= REQUIRED TASK A =
Pull out every line of the records that contains the string "title", treating uppercase and lowercase as different.

## START TEXT TO READ

So…in a couple hours, when I can FINALLY leave like I was suppose to do a long time ago, I’m going to drive all the way there, THEN make the bitch come get me! Then I’m going to make her fucking ass drive me back tomorrow to pick it up! Fucker! $20 says she won’t do it and will do anything to find someone else to…but I wouldn’t take that bet if I were you…you’ll lose, trust me.

I think what is making this day worse though is the fact that since I’ve returned my mother has turned back into the fucking bitch she’s always been! Man is she fucking moody! I guess the boyfriend she’s been trying to hide broke up with her…I don’t know and really don’t care. She loves hiding shit, just like the divorce, so I’m used to it and just don’t care any more. However, I don’t know why she’s got to be such a bitch. Complaining that I don’t pay enough bills and help out enough…I’m never home, always working…literally. I pay all my bills and plus some, I never make a mess and have been cleaning up after her drunk ass non-stop. I’m working FIVE jobs AND cleaning up after her…WTF more does she want?! She told me to expect to find my stuff outside one day…just great. Whatever. Maybe she should yell at my 22 year old brother that has NO job, has NEVER had a job, AND failed out of a community college! Just a thought…

Mountains!

Here they are…just a few. I took about 1700 pictures total! Crazy, I know…I wanted to take as many as possible so I had plenty to edit later.

So Happy!

While on a wonderful vacation, with my wonderful man, taking wonderful pictures, I got a Facebook message…someone saw some senior pictures I did of a coworkers kid and they loved them so much they want me to do theirs! How cool is that!?! Kind of nerve racking because I’m new at the senior picture thing but I’m still super excited!

## END TEXT TO READ
## START DATA PROVIDED

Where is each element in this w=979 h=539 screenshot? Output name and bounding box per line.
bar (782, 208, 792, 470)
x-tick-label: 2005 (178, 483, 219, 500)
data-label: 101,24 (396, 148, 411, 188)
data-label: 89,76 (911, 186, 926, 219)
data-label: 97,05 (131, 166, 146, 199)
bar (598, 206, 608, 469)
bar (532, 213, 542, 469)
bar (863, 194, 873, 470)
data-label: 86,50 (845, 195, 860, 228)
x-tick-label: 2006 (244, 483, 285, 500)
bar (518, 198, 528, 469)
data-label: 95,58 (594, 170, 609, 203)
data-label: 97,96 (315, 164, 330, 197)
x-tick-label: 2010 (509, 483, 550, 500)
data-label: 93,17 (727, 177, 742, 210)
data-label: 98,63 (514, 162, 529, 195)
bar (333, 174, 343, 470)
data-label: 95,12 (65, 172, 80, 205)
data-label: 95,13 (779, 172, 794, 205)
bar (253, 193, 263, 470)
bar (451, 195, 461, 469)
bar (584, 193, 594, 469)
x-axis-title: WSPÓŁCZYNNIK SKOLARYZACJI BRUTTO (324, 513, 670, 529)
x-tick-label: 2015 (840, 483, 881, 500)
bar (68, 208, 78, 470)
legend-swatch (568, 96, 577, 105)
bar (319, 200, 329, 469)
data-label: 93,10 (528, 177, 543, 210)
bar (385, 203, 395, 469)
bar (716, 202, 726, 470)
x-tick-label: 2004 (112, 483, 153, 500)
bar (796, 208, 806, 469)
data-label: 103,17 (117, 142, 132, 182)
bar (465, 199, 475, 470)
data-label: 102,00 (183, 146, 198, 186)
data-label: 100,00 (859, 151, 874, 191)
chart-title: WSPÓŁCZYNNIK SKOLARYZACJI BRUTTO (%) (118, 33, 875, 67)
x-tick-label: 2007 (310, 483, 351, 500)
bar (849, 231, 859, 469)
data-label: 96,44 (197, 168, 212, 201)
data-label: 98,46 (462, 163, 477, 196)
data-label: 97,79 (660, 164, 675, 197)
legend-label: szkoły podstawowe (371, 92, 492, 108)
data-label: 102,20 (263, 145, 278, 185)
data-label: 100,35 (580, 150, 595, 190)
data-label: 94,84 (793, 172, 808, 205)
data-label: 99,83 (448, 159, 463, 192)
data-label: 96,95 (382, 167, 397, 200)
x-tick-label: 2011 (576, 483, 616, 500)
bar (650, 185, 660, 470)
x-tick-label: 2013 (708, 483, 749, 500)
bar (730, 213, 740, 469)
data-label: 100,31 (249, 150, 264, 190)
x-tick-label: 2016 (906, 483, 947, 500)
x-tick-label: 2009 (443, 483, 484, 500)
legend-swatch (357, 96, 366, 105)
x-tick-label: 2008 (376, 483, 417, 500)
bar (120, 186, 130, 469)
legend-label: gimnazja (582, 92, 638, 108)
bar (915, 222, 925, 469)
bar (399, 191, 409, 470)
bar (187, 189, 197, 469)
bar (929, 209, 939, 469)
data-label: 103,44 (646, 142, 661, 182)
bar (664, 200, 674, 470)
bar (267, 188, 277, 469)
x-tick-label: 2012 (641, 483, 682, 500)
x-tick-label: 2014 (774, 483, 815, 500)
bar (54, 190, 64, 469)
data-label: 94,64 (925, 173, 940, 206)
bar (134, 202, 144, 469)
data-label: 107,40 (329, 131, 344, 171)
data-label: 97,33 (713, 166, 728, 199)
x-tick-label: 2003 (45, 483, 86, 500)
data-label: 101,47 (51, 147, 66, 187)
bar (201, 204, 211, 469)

## END DATA PROVIDED

= REQUIRED TASK B =
According to the journal entry above, about how many pictures did the writer take in total?

= EXERCISE RESPONSE A =
x-axis-title: WSPÓŁCZYNNIK SKOLARYZACJI BRUTTO (324, 513, 670, 529)
chart-title: WSPÓŁCZYNNIK SKOLARYZACJI BRUTTO (%) (118, 33, 875, 67)

= EXERCISE RESPONSE B =
About 1700.